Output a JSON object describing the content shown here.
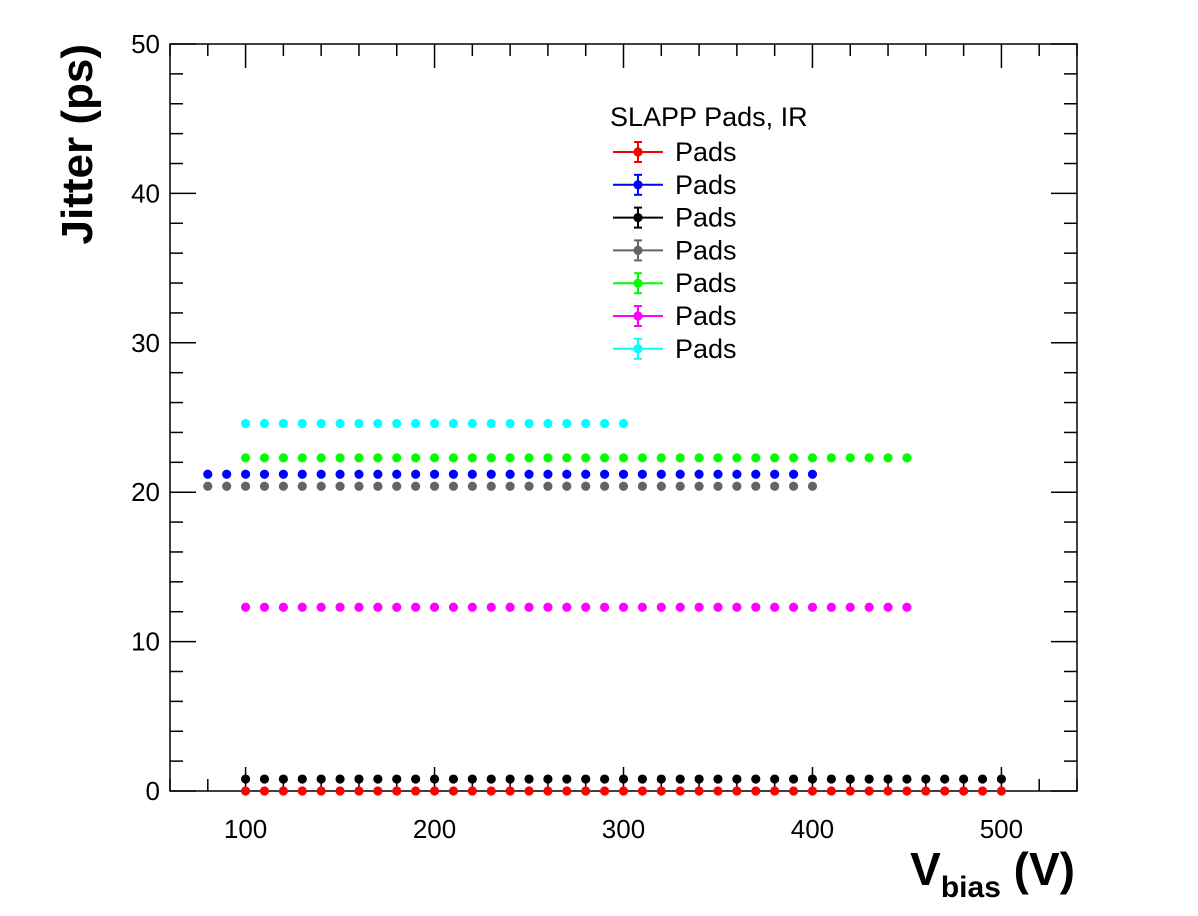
{
  "chart_data": {
    "type": "scatter",
    "title": "",
    "xlabel": {
      "main": "V",
      "sub": "bias",
      "unit": " (V)"
    },
    "ylabel": "Jitter (ps)",
    "xlim": [
      60,
      540
    ],
    "ylim": [
      0,
      50
    ],
    "x_ticks": [
      100,
      200,
      300,
      400,
      500
    ],
    "y_ticks": [
      0,
      10,
      20,
      30,
      40,
      50
    ],
    "grid": false,
    "legend": {
      "title": "SLAPP Pads, IR",
      "placement": "top-center"
    },
    "series": [
      {
        "name": "Pads",
        "color": "#ff0000",
        "x_start": 100,
        "x_end": 500,
        "x_step": 10,
        "y": 0.0
      },
      {
        "name": "Pads",
        "color": "#0000ff",
        "x_start": 80,
        "x_end": 400,
        "x_step": 10,
        "y": 21.2
      },
      {
        "name": "Pads",
        "color": "#000000",
        "x_start": 100,
        "x_end": 500,
        "x_step": 10,
        "y": 0.8
      },
      {
        "name": "Pads",
        "color": "#646464",
        "x_start": 80,
        "x_end": 400,
        "x_step": 10,
        "y": 20.4
      },
      {
        "name": "Pads",
        "color": "#00ff00",
        "x_start": 100,
        "x_end": 450,
        "x_step": 10,
        "y": 22.3
      },
      {
        "name": "Pads",
        "color": "#ff00ff",
        "x_start": 100,
        "x_end": 450,
        "x_step": 10,
        "y": 12.3
      },
      {
        "name": "Pads",
        "color": "#00ffff",
        "x_start": 100,
        "x_end": 300,
        "x_step": 10,
        "y": 24.6
      }
    ]
  }
}
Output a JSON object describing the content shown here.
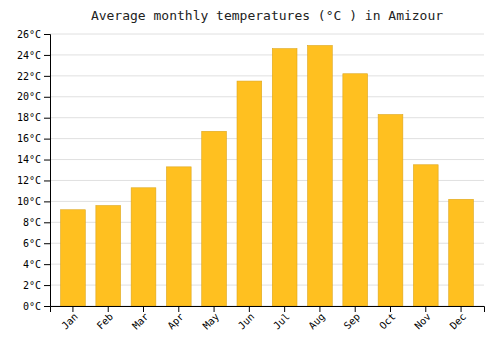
{
  "chart_data": {
    "type": "bar",
    "title": "Average monthly temperatures (°C ) in Amizour",
    "categories": [
      "Jan",
      "Feb",
      "Mar",
      "Apr",
      "May",
      "Jun",
      "Jul",
      "Aug",
      "Sep",
      "Oct",
      "Nov",
      "Dec"
    ],
    "values": [
      9.2,
      9.6,
      11.3,
      13.3,
      16.7,
      21.5,
      24.6,
      24.9,
      22.2,
      18.3,
      13.5,
      10.2
    ],
    "color": "#FFC020",
    "ylim": [
      0,
      26
    ],
    "yticks": [
      {
        "value": 0,
        "label": "0°C"
      },
      {
        "value": 2,
        "label": "2°C"
      },
      {
        "value": 4,
        "label": "4°C"
      },
      {
        "value": 6,
        "label": "6°C"
      },
      {
        "value": 8,
        "label": "8°C"
      },
      {
        "value": 10,
        "label": "10°C"
      },
      {
        "value": 12,
        "label": "12°C"
      },
      {
        "value": 14,
        "label": "14°C"
      },
      {
        "value": 16,
        "label": "16°C"
      },
      {
        "value": 18,
        "label": "18°C"
      },
      {
        "value": 20,
        "label": "20°C"
      },
      {
        "value": 22,
        "label": "22°C"
      },
      {
        "value": 24,
        "label": "24°C"
      },
      {
        "value": 26,
        "label": "26°C"
      }
    ],
    "grid": true
  }
}
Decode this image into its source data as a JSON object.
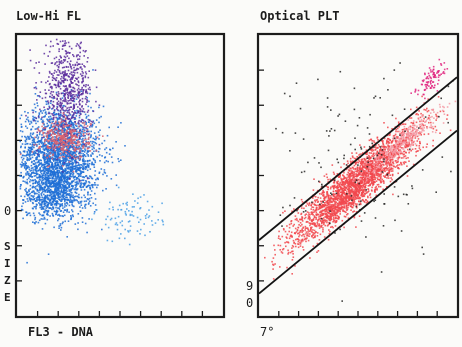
{
  "chart_data": [
    {
      "type": "scatter",
      "title": "Low-Hi FL",
      "xlabel": "FL3 - DNA",
      "ylabel": "SIZE",
      "ytick_labels": [
        {
          "value": 0.5,
          "label": "0"
        }
      ],
      "xlim": [
        0,
        1
      ],
      "ylim": [
        0,
        1
      ],
      "grid": false,
      "colors": {
        "blue": "#1f6fd6",
        "purple": "#5b2b9c",
        "pink": "#d9636f",
        "light_blue": "#4aa0e6"
      },
      "series": [
        {
          "cluster": "blue",
          "center": [
            0.2,
            0.57
          ],
          "spread": [
            0.1,
            0.09
          ],
          "count": 2200
        },
        {
          "cluster": "blue",
          "center": [
            0.17,
            0.44
          ],
          "spread": [
            0.08,
            0.05
          ],
          "count": 600
        },
        {
          "cluster": "purple",
          "center": [
            0.24,
            0.8
          ],
          "spread": [
            0.06,
            0.09
          ],
          "count": 650
        },
        {
          "cluster": "pink",
          "center": [
            0.23,
            0.63
          ],
          "spread": [
            0.06,
            0.035
          ],
          "count": 350
        },
        {
          "cluster": "light_blue",
          "center": [
            0.54,
            0.35
          ],
          "spread": [
            0.08,
            0.04
          ],
          "count": 90
        }
      ]
    },
    {
      "type": "scatter",
      "title": "Optical PLT",
      "xlabel": "7°",
      "ylabel": "9 0",
      "xlim": [
        0,
        1
      ],
      "ylim": [
        0,
        1
      ],
      "grid": false,
      "colors": {
        "red": "#f2484e",
        "pink": "#f39aa5",
        "black": "#262626",
        "magenta": "#e0247f"
      },
      "boundary_lines": [
        {
          "from": [
            0,
            0.27
          ],
          "to": [
            1,
            0.85
          ]
        },
        {
          "from": [
            0,
            0.08
          ],
          "to": [
            1,
            0.66
          ]
        }
      ],
      "series": [
        {
          "cluster": "red",
          "center": [
            0.48,
            0.47
          ],
          "spread": [
            0.16,
            0.1
          ],
          "count": 2500
        },
        {
          "cluster": "pink",
          "center": [
            0.72,
            0.62
          ],
          "spread": [
            0.1,
            0.05
          ],
          "count": 320
        },
        {
          "cluster": "magenta",
          "center": [
            0.86,
            0.84
          ],
          "spread": [
            0.04,
            0.05
          ],
          "count": 90
        },
        {
          "cluster": "black",
          "center": [
            0.5,
            0.55
          ],
          "spread": [
            0.22,
            0.16
          ],
          "count": 150
        }
      ]
    }
  ]
}
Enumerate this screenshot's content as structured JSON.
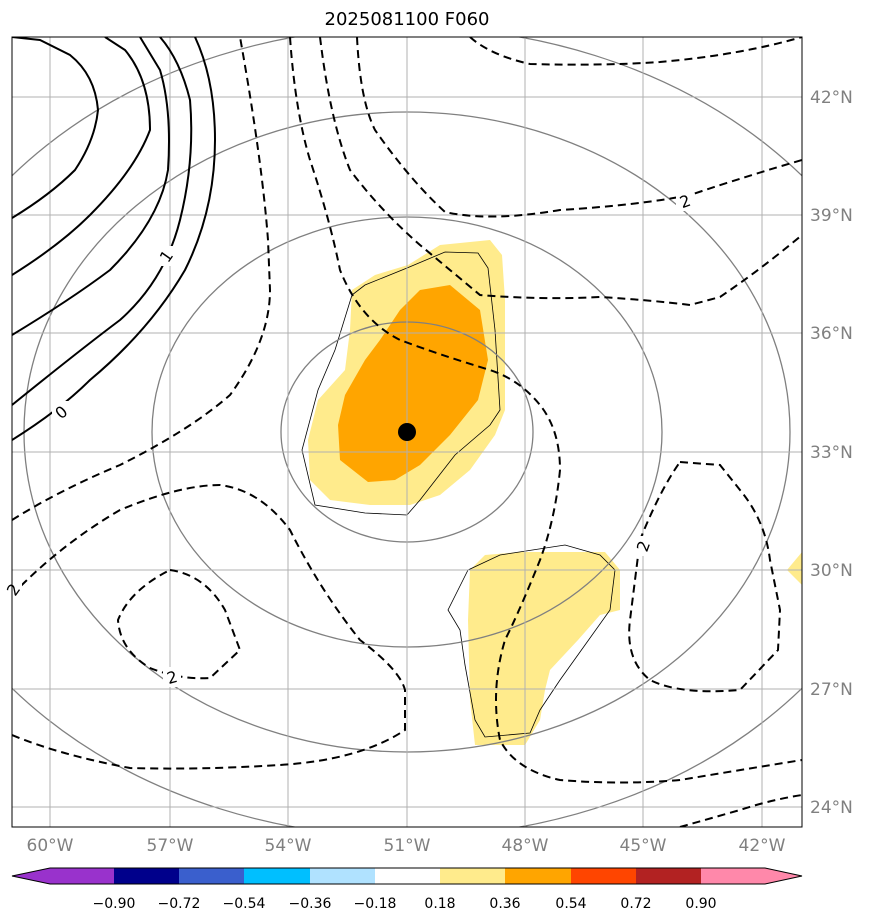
{
  "title": "2025081100 F060",
  "map": {
    "lon_labels": [
      "60°W",
      "57°W",
      "54°W",
      "51°W",
      "48°W",
      "45°W",
      "42°W"
    ],
    "lat_labels": [
      "42°N",
      "39°N",
      "36°N",
      "33°N",
      "30°N",
      "27°N",
      "24°N"
    ],
    "contour_labels": [
      "0",
      "1",
      "2",
      "2",
      "2",
      "2"
    ],
    "center_marker": {
      "lon": -51.0,
      "lat": 33.5
    }
  },
  "colorbar": {
    "tick_labels": [
      "−0.90",
      "−0.72",
      "−0.54",
      "−0.36",
      "−0.18",
      "0.18",
      "0.36",
      "0.54",
      "0.72",
      "0.90"
    ],
    "colors": [
      "#9932cc",
      "#00008b",
      "#3a5fcd",
      "#00bfff",
      "#b0e2ff",
      "#ffffff",
      "#ffeb8c",
      "#ffa500",
      "#ff4500",
      "#b22222",
      "#ff88aa"
    ]
  }
}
▬▬▬▬▬▬
## Exercise brief
State how many lines of the data include the word "JSON", with nothing else.

## Response
4